Material -
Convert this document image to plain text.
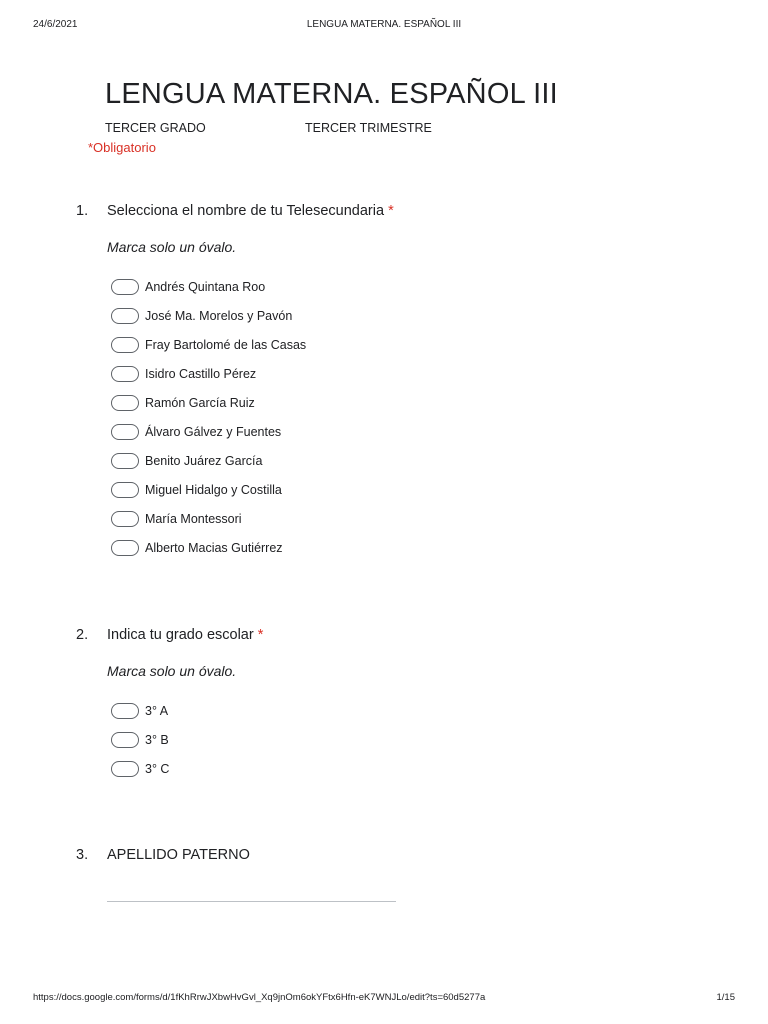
24/6/2021	LENGUA MATERNA. ESPAÑOL III
LENGUA MATERNA. ESPAÑOL III
TERCER GRADO	TERCER TRIMESTRE
*Obligatorio
1. Selecciona el nombre de tu Telesecundaria *
Marca solo un óvalo.
Andrés Quintana Roo
José Ma. Morelos y Pavón
Fray Bartolomé de las Casas
Isidro Castillo Pérez
Ramón García Ruiz
Álvaro Gálvez y Fuentes
Benito Juárez García
Miguel Hidalgo y Costilla
María Montessori
Alberto Macias Gutiérrez
2. Indica tu grado escolar *
Marca solo un óvalo.
3° A
3° B
3° C
3. APELLIDO PATERNO
https://docs.google.com/forms/d/1fKhRrwJXbwHvGvl_Xq9jnOm6okYFtx6Hfn-eK7WNJLo/edit?ts=60d5277a	1/15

The request -
Transcribe the whole listing exactly. Pictures stay out of your copy.

Correct answer -
Convert this document image to plain text.
24/6/2021	LENGUA MATERNA. ESPAÑOL III
LENGUA MATERNA. ESPAÑOL III
TERCER GRADO	TERCER TRIMESTRE
*Obligatorio
1. Selecciona el nombre de tu Telesecundaria *
Marca solo un óvalo.
Andrés Quintana Roo
José Ma. Morelos y Pavón
Fray Bartolomé de las Casas
Isidro Castillo Pérez
Ramón García Ruiz
Álvaro Gálvez y Fuentes
Benito Juárez García
Miguel Hidalgo y Costilla
María Montessori
Alberto Macias Gutiérrez
2. Indica tu grado escolar *
Marca solo un óvalo.
3° A
3° B
3° C
3. APELLIDO PATERNO
https://docs.google.com/forms/d/1fKhRrwJXbwHvGvl_Xq9jnOm6okYFtx6Hfn-eK7WNJLo/edit?ts=60d5277a	1/15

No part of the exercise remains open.